▶ Stored records:
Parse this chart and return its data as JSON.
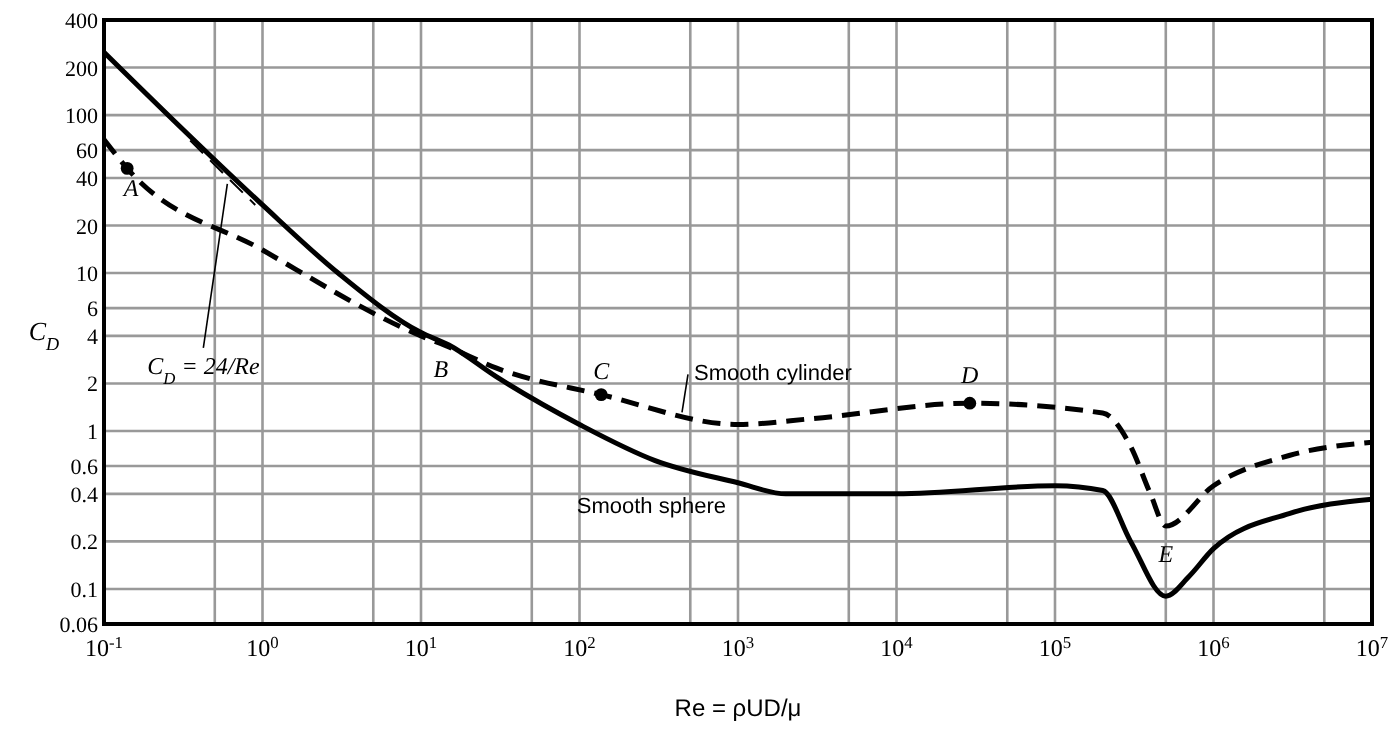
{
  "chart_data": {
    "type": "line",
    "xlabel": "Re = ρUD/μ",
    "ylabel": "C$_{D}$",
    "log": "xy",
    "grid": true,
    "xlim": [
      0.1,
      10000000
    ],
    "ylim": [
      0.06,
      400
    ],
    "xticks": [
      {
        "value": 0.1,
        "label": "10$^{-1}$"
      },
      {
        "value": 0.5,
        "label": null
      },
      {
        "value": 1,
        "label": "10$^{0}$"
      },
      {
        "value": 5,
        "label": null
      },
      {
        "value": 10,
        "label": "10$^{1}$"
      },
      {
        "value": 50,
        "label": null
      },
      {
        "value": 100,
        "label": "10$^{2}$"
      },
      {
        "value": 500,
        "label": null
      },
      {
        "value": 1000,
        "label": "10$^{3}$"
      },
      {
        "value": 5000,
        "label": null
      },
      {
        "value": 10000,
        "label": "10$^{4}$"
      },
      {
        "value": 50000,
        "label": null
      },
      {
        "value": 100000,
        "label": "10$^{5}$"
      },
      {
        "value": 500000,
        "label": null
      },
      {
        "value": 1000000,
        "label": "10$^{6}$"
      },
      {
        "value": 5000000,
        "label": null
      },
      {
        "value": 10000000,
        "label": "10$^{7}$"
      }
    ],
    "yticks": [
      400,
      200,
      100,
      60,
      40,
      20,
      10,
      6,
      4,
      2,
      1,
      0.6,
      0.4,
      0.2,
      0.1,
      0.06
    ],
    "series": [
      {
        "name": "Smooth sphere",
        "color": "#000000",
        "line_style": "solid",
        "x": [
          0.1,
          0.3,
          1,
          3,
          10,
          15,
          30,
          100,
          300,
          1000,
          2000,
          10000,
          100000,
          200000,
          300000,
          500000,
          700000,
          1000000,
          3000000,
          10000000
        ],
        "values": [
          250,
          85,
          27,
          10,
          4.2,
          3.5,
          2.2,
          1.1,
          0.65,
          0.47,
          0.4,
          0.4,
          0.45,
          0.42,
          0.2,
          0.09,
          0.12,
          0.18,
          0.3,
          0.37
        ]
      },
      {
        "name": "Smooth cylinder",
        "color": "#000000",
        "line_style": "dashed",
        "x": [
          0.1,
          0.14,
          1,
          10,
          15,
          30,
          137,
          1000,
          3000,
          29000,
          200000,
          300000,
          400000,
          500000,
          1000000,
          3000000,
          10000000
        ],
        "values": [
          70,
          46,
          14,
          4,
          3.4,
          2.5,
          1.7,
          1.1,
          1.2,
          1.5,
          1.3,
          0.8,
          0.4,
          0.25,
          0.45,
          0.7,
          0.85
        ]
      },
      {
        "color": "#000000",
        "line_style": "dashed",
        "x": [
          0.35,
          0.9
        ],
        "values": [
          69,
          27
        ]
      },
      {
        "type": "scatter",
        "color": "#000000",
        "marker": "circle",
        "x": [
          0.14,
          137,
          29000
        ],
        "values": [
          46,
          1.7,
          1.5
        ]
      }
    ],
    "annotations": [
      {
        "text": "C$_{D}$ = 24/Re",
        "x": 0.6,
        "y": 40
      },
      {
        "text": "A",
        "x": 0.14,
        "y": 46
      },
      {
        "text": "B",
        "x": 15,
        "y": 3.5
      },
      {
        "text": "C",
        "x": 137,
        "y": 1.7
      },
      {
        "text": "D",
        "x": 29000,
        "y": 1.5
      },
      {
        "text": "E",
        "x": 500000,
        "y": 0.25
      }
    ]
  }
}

--

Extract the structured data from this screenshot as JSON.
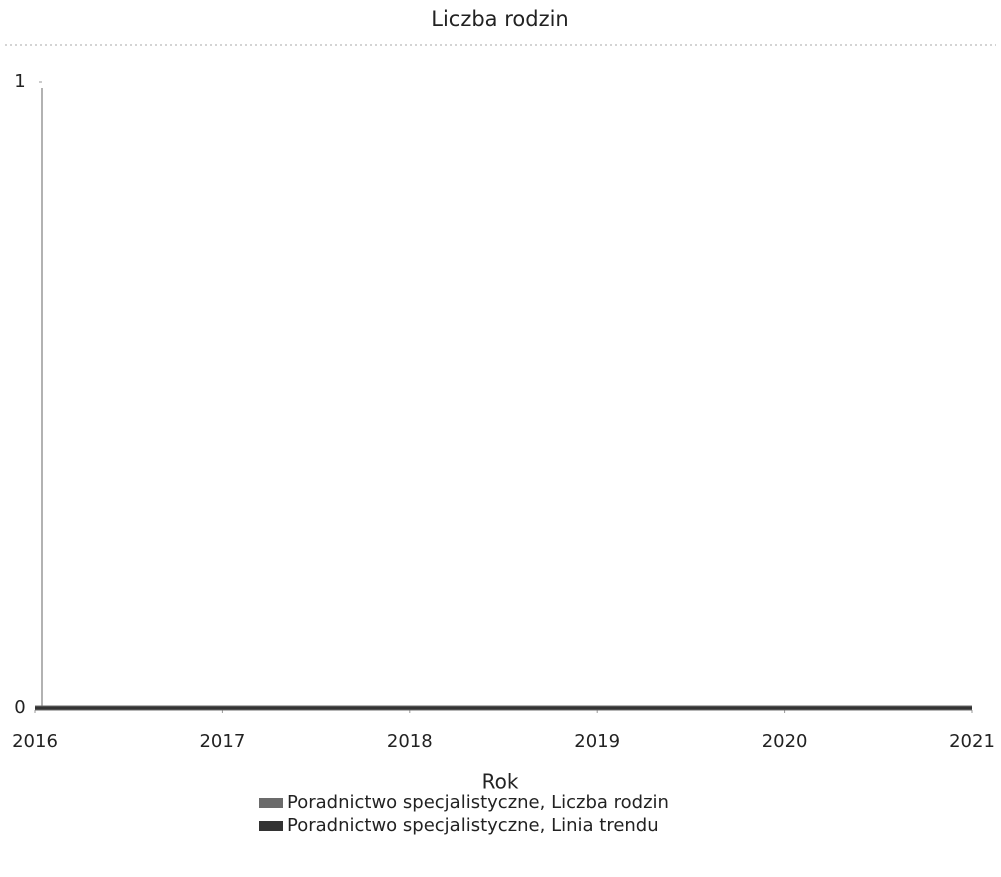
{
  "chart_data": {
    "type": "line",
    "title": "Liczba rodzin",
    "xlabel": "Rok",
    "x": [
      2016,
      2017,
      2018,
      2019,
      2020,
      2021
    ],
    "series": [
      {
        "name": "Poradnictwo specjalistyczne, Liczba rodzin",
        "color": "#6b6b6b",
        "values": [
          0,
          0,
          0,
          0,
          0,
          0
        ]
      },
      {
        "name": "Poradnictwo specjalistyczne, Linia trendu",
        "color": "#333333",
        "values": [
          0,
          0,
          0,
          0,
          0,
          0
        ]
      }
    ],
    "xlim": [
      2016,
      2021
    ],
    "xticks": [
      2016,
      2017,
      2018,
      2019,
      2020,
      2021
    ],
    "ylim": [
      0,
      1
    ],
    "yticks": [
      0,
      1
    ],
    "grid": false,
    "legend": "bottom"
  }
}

▶ Instructions for the task: Report back each line of the entries that holds the string "this".

▶ Solution to the problem:
Parse this chart and return its data as JSON.
Extract the structured data from this screenshot as JSON.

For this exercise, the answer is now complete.